_Written problem 1:_ In the passage about listening to Chuck Klosterman on a long drive, what speed was the narrator stuck at on the interstate?
_Written problem 2:_ List every figure written in digits in the passage about listening to Chuck Klosterman on a long drive.
_Written problem 3:_ Resume the passage about listening to Chuck Klosterman on a long drive, starting right after its final sentence.

_Passage to read:_
— BEGIN —
But, for those twelve hours in the car, ten of them were during normal business hours, so Phone Roulette was a no-go (the timing matters — you don’t want anyone thinking you’re unemployed). I listened to a few of my favorite albums, of which I can usually get through three before the high wears off, and I was stuck going 84 mph (15 mph over the speed limit is a different ticket bracket and an extra point) on the interstate with nothing going on.
So I listened to Chuck Klosterman’s Eating the Dinosaur. I’m a sucker for a great essay, though I find merely good ones nearly unbearable. Luckily, Klosterman hasn’t written anything sub-Top-Gun-Maverick-level entertaining in his career. Usually he’s writing about something I don’t care about at all — not that I’m not familiar with, but that I’ve actively decided not to care about — and then I’m listening to a 5,000-word essay on a reality TV show I’ve never watched, and I’m entranced.
I’m actually worried you figured this out a while ago, that I’ve been listening to Klosterman’s work in family-size portions, because the internal monologue that reads these words back to me as I type them has been nasal and red-headed for weeks.
Listening to a collection of essays as an audiobook has the same essential problem as freebasing: you just get too much way too quickly. I can tell you about the epiphanic feeling that accompanied each essay. I can give you a single-sentence summary of each, and each summary would be fairly encompassing — I can’t tell if this is a massive testament to his work or a shortcoming, though I think it’s the former. But I’m at a bit of a loss to tell you much about any essay’s actual contents. It all simply happened too fast.
— END —
_Record list:_
— BEGIN —
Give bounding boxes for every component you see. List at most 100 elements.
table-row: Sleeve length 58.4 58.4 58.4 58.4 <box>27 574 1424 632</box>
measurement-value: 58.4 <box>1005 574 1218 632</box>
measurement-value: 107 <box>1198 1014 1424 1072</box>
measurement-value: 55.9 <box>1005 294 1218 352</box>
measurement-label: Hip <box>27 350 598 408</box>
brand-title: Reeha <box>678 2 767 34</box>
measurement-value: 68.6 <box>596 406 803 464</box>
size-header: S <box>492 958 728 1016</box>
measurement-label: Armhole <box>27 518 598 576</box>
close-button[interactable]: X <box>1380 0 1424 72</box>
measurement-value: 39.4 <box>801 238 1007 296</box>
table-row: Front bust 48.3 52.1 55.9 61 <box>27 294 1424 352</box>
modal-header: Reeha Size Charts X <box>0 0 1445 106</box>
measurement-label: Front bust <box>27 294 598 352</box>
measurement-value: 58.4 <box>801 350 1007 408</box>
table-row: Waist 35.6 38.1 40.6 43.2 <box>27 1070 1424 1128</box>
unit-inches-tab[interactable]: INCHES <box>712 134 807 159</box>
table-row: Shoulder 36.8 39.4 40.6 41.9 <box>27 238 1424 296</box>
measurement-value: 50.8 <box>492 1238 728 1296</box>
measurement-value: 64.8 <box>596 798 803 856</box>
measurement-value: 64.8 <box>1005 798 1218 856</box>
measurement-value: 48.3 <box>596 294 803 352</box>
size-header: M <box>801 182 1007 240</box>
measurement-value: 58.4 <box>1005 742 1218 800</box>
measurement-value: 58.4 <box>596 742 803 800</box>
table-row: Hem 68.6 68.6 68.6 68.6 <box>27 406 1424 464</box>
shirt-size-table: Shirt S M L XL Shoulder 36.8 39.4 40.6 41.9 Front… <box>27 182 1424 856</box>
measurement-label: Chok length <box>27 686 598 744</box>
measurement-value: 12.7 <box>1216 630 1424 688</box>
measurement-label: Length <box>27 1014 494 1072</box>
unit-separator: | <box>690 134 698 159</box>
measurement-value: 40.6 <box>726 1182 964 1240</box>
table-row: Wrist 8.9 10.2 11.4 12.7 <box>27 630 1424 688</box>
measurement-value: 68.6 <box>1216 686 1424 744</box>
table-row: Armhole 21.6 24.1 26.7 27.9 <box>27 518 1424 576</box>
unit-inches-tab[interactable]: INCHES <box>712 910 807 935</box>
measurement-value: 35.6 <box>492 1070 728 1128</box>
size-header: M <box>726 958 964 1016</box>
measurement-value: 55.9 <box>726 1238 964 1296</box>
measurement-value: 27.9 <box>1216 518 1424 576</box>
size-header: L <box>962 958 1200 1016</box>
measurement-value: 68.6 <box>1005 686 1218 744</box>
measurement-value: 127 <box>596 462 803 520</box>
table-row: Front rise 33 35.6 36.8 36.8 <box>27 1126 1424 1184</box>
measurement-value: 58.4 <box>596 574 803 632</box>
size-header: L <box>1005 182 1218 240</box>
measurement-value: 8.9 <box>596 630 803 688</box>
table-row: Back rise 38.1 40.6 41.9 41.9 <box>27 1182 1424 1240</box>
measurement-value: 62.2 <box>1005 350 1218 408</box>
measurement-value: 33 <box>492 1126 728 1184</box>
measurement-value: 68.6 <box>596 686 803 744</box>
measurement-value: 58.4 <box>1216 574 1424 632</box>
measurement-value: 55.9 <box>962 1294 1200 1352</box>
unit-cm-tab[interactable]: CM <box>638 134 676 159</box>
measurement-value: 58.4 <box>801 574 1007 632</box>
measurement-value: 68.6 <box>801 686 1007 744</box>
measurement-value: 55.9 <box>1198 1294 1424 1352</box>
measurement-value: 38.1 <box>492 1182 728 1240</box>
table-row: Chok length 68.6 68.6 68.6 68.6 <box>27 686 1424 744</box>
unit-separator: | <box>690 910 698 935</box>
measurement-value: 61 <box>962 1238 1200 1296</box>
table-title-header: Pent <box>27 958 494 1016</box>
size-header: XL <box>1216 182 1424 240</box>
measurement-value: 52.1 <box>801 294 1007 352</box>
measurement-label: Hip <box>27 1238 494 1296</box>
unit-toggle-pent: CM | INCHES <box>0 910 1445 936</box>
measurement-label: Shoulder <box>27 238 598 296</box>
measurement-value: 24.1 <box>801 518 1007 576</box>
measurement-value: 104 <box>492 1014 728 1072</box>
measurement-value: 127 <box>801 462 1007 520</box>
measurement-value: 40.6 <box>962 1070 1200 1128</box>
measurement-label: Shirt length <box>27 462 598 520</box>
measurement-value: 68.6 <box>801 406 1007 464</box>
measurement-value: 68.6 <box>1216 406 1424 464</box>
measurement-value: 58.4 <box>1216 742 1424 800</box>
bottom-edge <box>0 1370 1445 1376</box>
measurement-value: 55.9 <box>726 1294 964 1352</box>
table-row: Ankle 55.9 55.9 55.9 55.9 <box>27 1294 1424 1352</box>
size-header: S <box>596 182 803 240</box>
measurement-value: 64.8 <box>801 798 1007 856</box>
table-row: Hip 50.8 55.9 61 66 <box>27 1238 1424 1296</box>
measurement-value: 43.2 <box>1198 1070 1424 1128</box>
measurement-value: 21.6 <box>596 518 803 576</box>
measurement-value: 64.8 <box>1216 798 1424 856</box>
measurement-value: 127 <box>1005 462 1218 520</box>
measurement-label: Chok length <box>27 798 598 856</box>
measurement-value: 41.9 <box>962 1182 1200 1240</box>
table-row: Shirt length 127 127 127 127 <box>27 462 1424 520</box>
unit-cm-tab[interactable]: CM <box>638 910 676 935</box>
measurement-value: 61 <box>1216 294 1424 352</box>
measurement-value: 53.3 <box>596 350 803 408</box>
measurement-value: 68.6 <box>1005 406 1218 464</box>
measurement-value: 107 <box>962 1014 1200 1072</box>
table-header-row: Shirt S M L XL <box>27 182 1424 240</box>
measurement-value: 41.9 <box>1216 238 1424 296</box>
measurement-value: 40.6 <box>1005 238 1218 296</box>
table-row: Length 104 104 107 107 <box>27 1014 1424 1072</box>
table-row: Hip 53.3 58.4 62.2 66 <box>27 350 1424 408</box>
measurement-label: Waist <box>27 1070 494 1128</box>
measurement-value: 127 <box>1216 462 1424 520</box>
— END —
_Task result 1:_ 84 mph

_Task result 2:_ 84 (mph), 15 (mph), 5,000 (word)

_Task result 3:_
The last essay I listened to before pulling into Harry’s building was “T is for True,” which is tangentially about Werner Herzog and Ralph Nader, but mostly it’s about the front man of the band Weezer. The central slant is that Weezer’s frontman, Rivers Cuomo, is simply so literal in his songwriting, and so incapable of anything else, that Weezer fans (who allegedly do exist) constantly feel like Weezer is fucking with them with every new album release. “Beverly Hills” is about wanting to live in Beverly Hills. “We Are All On Drugs” is about being on drugs. Maybe you can guess what “My Best Friend” is about.
I went back and listened to all three of these tracks, and I was blown away. There is not one single thing left unsaid in a Weezer song. I mean, take these lyrics from “My Best Friend”:
When everything is wrong, I’ll come talk to you
You make things alright when I’m feeling blue
You are such a blessing
And I won’t be messing
With the one thing that brings light to all of my darkness
You’re my best friend
And I love you (love you)
And I love you (love you)
Yes, I do
There is no other one who can take your place
I feel happy inside when I see your face
I hope you believe me
‘Cause I speak sincerely
And I mean it when I tell you that I need you
You’re my best friend
And I love you (love you)
And I love you (love you)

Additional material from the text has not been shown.